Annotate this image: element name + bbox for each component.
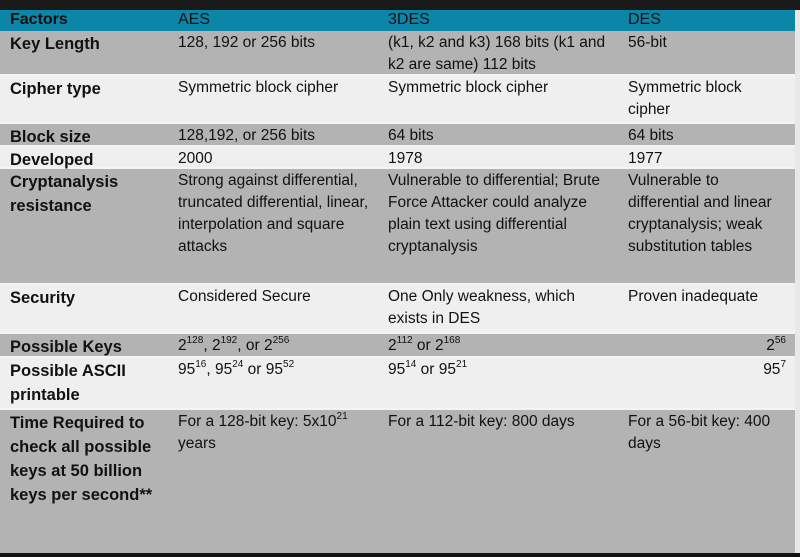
table-row-security: Security Considered Secure One Only weak…: [0, 285, 795, 334]
3des-value: 9514 or 9521: [388, 359, 468, 379]
3des-value: 2112 or 2168: [388, 335, 461, 355]
des-value: 957: [763, 359, 786, 379]
table-row-ascii-keys: Possible ASCII printable character keys …: [0, 358, 795, 428]
des-value: 64 bits: [628, 127, 674, 144]
row-label: Cryptanalysis resistance: [10, 173, 119, 215]
3des-value: For a 112-bit key: 800 days: [388, 413, 575, 430]
header-factors: Factors: [10, 11, 68, 28]
row-label: Security: [10, 289, 76, 307]
header-3des: 3DES: [388, 11, 430, 28]
table-row-possible-keys: Possible Keys 2128, 2192, or 2256 2112 o…: [0, 334, 795, 358]
3des-value: (k1, k2 and k3) 168 bits (k1 and k2 are …: [388, 34, 606, 73]
des-value: Vulnerable to differential and linear cr…: [628, 172, 772, 255]
3des-value: Vulnerable to differential; Brute Force …: [388, 172, 600, 255]
table-row-key-length: Key Length 128, 192 or 256 bits (k1, k2 …: [0, 31, 795, 76]
des-value: Proven inadequate: [628, 288, 759, 305]
table-row-time-required: Time Required to check all possible keys…: [0, 410, 795, 555]
aes-value: 128, 192 or 256 bits: [178, 34, 316, 51]
row-label: Time Required to check all possible keys…: [10, 414, 153, 504]
cipher-comparison-table: Factors AES 3DES DES Key Length 128, 192…: [0, 10, 795, 555]
des-value: 56-bit: [628, 34, 667, 51]
aes-value: For a 128-bit key: 5x1021 years: [178, 411, 348, 453]
header-des: DES: [628, 11, 661, 28]
3des-value: 64 bits: [388, 127, 434, 144]
3des-value: Symmetric block cipher: [388, 79, 549, 96]
des-value: For a 56-bit key: 400 days: [628, 413, 771, 452]
aes-value: 2128, 2192, or 2256: [178, 335, 290, 355]
aes-value: Strong against differential, truncated d…: [178, 172, 369, 255]
des-value: 1977: [628, 150, 663, 167]
des-value: Symmetric block cipher: [628, 79, 742, 118]
table-row-block-size: Block size 128,192, or 256 bits 64 bits …: [0, 124, 795, 147]
aes-value: 2000: [178, 150, 213, 167]
row-label: Cipher type: [10, 80, 101, 98]
table-header-row: Factors AES 3DES DES: [0, 10, 795, 31]
table-row-developed: Developed 2000 1978 1977: [0, 147, 795, 169]
table-row-cryptanalysis: Cryptanalysis resistance Strong against …: [0, 169, 795, 285]
3des-value: One Only weakness, which exists in DES: [388, 288, 575, 327]
table-top-border: [0, 0, 800, 10]
header-aes: AES: [178, 11, 211, 28]
row-label: Key Length: [10, 35, 100, 53]
aes-value: Symmetric block cipher: [178, 79, 339, 96]
table-bottom-border: [0, 553, 800, 557]
3des-value: 1978: [388, 150, 423, 167]
right-edge-strip: [795, 10, 800, 553]
row-label: Possible Keys: [10, 338, 122, 356]
row-label: Block size: [10, 128, 91, 146]
aes-value: 128,192, or 256 bits: [178, 127, 316, 144]
aes-value: Considered Secure: [178, 288, 311, 305]
table-row-cipher-type: Cipher type Symmetric block cipher Symme…: [0, 76, 795, 124]
row-label: Developed: [10, 151, 94, 169]
des-value: 256: [766, 335, 786, 355]
aes-value: 9516, 9524 or 9552: [178, 359, 295, 379]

===

→ **The task**:
Which lines in the listing above contain the string "type"? Report each one in full.

→ **Result of the exercise**:
row-label: Cipher type: [10, 80, 101, 98]
table-row-cipher-type: Cipher type Symmetric block cipher Symme…: [0, 76, 795, 124]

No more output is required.